(Data entries)
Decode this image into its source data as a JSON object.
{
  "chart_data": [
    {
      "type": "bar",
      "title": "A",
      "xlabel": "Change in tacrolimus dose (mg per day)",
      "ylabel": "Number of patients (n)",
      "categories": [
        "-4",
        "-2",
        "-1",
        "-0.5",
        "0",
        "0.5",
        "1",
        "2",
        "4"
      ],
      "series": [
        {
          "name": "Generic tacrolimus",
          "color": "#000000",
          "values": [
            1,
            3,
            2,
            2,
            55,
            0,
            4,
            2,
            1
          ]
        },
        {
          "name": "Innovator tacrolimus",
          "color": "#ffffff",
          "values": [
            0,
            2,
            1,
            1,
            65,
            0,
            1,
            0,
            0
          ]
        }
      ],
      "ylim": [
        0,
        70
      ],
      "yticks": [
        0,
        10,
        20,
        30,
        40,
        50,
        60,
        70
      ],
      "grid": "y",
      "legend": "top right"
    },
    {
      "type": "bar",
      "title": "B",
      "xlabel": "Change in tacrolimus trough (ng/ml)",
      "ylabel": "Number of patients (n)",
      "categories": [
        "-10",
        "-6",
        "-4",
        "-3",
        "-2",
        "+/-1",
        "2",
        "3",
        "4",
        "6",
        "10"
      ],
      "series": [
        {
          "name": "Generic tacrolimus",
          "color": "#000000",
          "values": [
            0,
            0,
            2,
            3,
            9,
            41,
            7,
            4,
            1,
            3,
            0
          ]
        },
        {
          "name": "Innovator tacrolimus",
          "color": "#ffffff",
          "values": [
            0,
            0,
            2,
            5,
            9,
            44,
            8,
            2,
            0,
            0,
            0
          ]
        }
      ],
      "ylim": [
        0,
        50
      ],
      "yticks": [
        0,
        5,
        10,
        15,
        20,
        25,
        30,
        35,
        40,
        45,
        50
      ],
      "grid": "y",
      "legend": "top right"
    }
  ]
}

### EXERCISE DETAILS:
Produce an exact copy of the entries above.

### RESULT OF THE EXERCISE:
Decode this image into its source data as a JSON object.
{
  "chart_data": [
    {
      "type": "bar",
      "title": "A",
      "xlabel": "Change in tacrolimus dose (mg per day)",
      "ylabel": "Number of patients (n)",
      "categories": [
        "-4",
        "-2",
        "-1",
        "-0.5",
        "0",
        "0.5",
        "1",
        "2",
        "4"
      ],
      "series": [
        {
          "name": "Generic tacrolimus",
          "color": "#000000",
          "values": [
            1,
            3,
            2,
            2,
            55,
            0,
            4,
            2,
            1
          ]
        },
        {
          "name": "Innovator tacrolimus",
          "color": "#ffffff",
          "values": [
            0,
            2,
            1,
            1,
            65,
            0,
            1,
            0,
            0
          ]
        }
      ],
      "ylim": [
        0,
        70
      ],
      "yticks": [
        0,
        10,
        20,
        30,
        40,
        50,
        60,
        70
      ],
      "grid": "y",
      "legend": "top right"
    },
    {
      "type": "bar",
      "title": "B",
      "xlabel": "Change in tacrolimus trough (ng/ml)",
      "ylabel": "Number of patients (n)",
      "categories": [
        "-10",
        "-6",
        "-4",
        "-3",
        "-2",
        "+/-1",
        "2",
        "3",
        "4",
        "6",
        "10"
      ],
      "series": [
        {
          "name": "Generic tacrolimus",
          "color": "#000000",
          "values": [
            0,
            0,
            2,
            3,
            9,
            41,
            7,
            4,
            1,
            3,
            0
          ]
        },
        {
          "name": "Innovator tacrolimus",
          "color": "#ffffff",
          "values": [
            0,
            0,
            2,
            5,
            9,
            44,
            8,
            2,
            0,
            0,
            0
          ]
        }
      ],
      "ylim": [
        0,
        50
      ],
      "yticks": [
        0,
        5,
        10,
        15,
        20,
        25,
        30,
        35,
        40,
        45,
        50
      ],
      "grid": "y",
      "legend": "top right"
    }
  ]
}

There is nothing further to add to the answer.